Provided data:
******

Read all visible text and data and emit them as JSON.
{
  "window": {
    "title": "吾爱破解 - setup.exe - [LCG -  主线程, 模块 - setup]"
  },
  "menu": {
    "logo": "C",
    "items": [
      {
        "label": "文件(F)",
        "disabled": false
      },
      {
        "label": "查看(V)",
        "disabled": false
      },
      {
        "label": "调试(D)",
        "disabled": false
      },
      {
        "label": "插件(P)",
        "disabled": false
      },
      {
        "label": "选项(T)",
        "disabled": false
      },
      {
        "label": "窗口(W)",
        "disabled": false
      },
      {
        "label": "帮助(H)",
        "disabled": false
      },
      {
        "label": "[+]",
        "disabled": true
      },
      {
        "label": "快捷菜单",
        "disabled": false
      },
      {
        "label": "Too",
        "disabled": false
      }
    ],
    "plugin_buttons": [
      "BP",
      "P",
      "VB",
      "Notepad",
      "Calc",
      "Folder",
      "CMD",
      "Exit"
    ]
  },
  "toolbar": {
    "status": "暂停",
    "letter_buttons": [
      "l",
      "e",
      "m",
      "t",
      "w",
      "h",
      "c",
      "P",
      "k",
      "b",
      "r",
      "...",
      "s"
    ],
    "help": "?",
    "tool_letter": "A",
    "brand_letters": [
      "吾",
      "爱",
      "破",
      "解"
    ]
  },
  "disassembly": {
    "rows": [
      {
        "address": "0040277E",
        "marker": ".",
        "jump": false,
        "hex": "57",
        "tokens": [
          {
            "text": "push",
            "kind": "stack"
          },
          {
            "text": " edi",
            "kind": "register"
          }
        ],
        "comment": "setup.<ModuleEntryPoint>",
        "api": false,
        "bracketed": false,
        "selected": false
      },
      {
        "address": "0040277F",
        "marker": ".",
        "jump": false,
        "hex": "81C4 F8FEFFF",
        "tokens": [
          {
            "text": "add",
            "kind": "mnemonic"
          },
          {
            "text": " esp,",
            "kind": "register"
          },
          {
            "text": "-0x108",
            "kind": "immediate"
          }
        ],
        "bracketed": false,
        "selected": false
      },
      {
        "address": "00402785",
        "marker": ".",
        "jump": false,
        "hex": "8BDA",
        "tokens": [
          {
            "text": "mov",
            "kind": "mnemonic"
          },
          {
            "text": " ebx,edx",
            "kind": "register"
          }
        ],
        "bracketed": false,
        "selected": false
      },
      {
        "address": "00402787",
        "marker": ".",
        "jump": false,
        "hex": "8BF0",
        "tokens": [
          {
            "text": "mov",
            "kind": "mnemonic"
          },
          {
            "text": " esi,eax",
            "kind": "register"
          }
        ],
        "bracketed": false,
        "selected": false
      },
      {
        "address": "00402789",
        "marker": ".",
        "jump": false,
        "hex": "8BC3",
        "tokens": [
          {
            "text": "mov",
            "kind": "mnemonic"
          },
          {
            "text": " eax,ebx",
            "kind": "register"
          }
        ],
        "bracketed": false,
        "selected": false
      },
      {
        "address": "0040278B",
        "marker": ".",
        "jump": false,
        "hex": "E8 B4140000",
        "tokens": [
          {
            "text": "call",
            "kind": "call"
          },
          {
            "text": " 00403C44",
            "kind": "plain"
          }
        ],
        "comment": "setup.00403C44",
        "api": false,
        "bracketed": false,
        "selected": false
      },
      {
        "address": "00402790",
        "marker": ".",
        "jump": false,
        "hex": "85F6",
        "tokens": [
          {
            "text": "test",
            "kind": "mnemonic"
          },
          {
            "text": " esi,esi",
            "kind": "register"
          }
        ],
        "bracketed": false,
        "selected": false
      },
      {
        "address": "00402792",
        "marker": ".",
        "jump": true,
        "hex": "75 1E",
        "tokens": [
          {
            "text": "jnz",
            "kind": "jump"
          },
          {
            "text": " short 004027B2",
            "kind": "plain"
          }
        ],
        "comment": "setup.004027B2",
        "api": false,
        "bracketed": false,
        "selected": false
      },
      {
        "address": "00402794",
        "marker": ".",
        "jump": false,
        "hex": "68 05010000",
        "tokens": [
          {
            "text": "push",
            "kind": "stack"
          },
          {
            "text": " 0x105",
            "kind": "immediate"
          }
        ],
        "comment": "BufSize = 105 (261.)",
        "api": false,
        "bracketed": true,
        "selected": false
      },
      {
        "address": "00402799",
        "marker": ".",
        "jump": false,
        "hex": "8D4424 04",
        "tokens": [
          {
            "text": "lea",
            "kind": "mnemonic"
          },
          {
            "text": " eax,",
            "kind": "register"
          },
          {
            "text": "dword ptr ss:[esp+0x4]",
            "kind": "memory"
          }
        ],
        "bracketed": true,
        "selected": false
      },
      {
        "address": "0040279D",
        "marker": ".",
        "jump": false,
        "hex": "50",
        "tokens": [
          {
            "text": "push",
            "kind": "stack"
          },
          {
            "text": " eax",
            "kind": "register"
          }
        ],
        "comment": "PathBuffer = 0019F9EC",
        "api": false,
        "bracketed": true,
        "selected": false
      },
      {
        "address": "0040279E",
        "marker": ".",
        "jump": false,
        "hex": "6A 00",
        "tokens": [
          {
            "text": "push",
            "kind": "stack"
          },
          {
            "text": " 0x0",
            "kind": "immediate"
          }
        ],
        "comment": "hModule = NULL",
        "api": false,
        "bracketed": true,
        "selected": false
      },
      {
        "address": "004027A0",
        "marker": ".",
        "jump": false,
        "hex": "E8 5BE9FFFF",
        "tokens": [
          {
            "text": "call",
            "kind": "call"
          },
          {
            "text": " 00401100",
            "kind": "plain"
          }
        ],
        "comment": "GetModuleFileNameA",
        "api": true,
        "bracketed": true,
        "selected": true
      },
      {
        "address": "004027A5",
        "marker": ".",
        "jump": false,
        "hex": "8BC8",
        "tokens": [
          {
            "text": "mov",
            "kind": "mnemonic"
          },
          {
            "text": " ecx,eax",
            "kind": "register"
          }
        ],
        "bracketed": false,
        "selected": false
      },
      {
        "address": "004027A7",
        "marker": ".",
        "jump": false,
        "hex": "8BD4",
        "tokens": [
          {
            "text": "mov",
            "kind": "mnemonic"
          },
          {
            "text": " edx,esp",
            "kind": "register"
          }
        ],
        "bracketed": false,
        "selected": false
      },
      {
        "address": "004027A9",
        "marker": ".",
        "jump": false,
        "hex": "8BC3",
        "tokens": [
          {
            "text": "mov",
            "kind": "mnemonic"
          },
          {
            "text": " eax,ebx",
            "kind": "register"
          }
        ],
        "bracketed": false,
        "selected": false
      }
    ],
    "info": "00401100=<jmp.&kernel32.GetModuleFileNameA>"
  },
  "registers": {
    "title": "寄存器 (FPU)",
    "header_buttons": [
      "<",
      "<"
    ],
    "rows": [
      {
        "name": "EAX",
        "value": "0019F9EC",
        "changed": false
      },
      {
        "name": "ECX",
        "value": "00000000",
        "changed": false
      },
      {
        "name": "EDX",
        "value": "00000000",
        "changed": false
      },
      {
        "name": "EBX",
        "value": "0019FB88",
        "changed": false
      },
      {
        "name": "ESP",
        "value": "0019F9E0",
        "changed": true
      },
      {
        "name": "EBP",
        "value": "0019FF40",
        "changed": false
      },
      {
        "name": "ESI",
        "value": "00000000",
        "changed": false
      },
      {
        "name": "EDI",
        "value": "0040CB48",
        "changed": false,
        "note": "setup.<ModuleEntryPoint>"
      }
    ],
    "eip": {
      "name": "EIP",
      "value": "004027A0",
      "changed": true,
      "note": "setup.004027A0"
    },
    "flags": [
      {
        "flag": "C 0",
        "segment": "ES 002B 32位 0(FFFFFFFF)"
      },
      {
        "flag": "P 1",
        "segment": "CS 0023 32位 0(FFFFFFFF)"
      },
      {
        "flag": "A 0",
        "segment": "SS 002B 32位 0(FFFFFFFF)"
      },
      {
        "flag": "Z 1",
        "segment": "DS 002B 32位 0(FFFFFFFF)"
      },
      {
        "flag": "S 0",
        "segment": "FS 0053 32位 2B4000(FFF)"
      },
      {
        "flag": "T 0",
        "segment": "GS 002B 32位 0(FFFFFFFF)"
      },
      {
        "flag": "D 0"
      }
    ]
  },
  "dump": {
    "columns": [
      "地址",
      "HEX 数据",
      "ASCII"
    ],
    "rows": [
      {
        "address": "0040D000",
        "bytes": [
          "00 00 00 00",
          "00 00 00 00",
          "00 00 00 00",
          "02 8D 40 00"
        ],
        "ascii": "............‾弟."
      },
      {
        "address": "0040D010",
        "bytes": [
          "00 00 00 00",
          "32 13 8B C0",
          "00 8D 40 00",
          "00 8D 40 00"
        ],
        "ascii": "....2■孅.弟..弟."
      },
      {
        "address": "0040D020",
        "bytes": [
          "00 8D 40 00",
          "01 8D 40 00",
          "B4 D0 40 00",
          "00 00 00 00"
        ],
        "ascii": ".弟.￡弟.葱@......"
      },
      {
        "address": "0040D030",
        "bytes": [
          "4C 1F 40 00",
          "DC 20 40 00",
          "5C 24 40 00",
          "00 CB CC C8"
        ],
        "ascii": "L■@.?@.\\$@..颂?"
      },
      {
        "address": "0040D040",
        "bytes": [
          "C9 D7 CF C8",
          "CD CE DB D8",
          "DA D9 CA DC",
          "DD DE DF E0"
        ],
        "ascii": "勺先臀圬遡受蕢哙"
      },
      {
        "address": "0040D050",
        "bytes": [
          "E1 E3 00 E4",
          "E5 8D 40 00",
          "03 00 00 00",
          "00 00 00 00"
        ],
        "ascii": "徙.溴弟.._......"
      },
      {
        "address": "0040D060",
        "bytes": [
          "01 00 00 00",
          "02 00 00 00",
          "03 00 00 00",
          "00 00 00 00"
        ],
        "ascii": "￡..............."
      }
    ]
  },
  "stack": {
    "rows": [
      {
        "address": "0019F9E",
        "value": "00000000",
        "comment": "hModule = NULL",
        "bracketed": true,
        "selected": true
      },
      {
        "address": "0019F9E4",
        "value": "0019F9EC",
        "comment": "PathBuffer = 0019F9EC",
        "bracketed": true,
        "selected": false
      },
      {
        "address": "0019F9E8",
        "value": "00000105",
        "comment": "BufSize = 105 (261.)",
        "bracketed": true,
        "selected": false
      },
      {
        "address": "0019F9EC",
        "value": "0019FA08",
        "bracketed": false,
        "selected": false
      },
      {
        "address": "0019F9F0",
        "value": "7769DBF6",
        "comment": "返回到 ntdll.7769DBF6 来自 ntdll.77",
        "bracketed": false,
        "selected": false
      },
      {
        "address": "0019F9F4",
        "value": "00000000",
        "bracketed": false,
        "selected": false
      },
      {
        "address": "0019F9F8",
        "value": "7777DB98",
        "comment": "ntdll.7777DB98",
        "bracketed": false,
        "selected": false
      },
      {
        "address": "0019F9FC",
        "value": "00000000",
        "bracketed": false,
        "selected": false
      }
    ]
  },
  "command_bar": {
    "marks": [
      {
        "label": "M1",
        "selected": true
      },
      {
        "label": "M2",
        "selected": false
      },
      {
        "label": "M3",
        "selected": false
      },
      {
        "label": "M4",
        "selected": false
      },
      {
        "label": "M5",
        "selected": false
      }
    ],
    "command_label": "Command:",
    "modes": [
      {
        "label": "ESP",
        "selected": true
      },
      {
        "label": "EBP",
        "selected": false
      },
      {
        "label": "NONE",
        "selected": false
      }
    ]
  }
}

******

Problem statement: Return every line above that contains the word "comment".

Correct response:
        "comment": "setup.<ModuleEntryPoint>",
        "comment": "setup.00403C44",
        "comment": "setup.004027B2",
        "comment": "BufSize = 105 (261.)",
        "comment": "PathBuffer = 0019F9EC",
        "comment": "hModule = NULL",
        "comment": "GetModuleFileNameA",
        "comment": "hModule = NULL",
        "comment": "PathBuffer = 0019F9EC",
        "comment": "BufSize = 105 (261.)",
        "comment": "返回到 ntdll.7769DBF6 来自 ntdll.77",
        "comment": "ntdll.7777DB98",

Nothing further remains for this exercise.